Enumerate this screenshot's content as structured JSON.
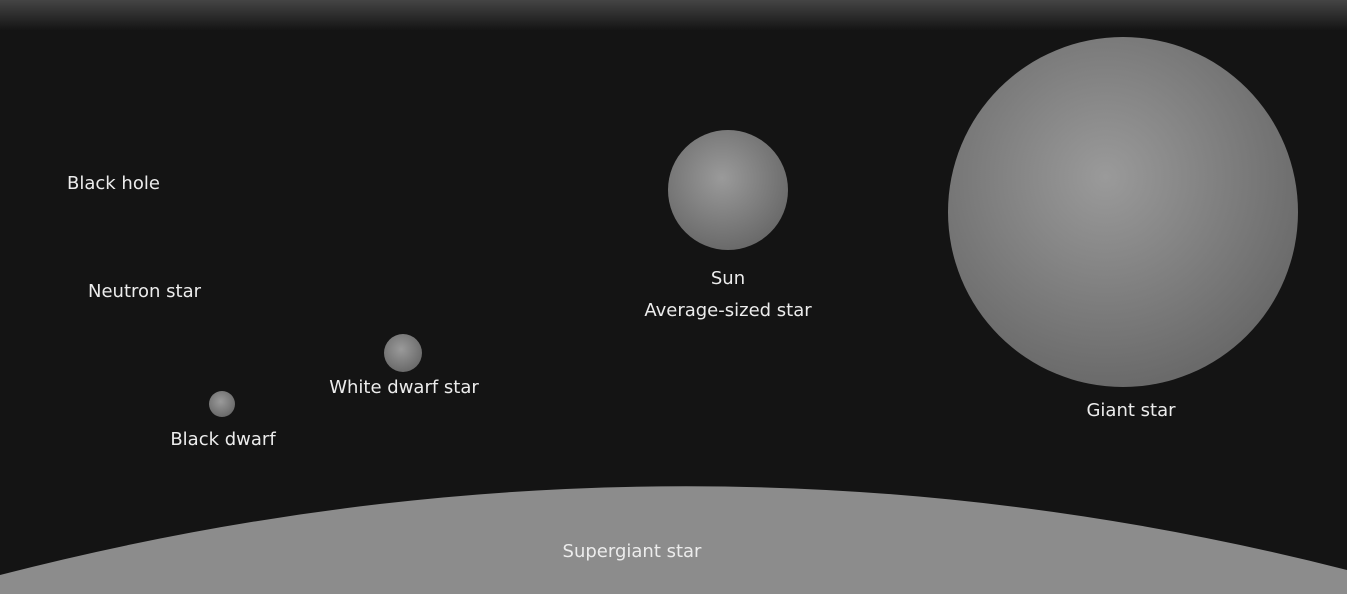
{
  "objects": [
    {
      "label": "Black hole"
    },
    {
      "label": "Neutron star"
    },
    {
      "label": "White dwarf star"
    },
    {
      "label": "Black dwarf"
    },
    {
      "label": "Sun",
      "sublabel": "Average-sized star"
    },
    {
      "label": "Giant star"
    },
    {
      "label": "Supergiant star"
    }
  ]
}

========

Omit every picture, then reproduce the rest of the listing exactly.

ANSWER BELOW:
Enumerate this screenshot's content as structured JSON.
{
  "objects": [
    {
      "label": "Black hole"
    },
    {
      "label": "Neutron star"
    },
    {
      "label": "White dwarf star"
    },
    {
      "label": "Black dwarf"
    },
    {
      "label": "Sun",
      "sublabel": "Average-sized star"
    },
    {
      "label": "Giant star"
    },
    {
      "label": "Supergiant star"
    }
  ]
}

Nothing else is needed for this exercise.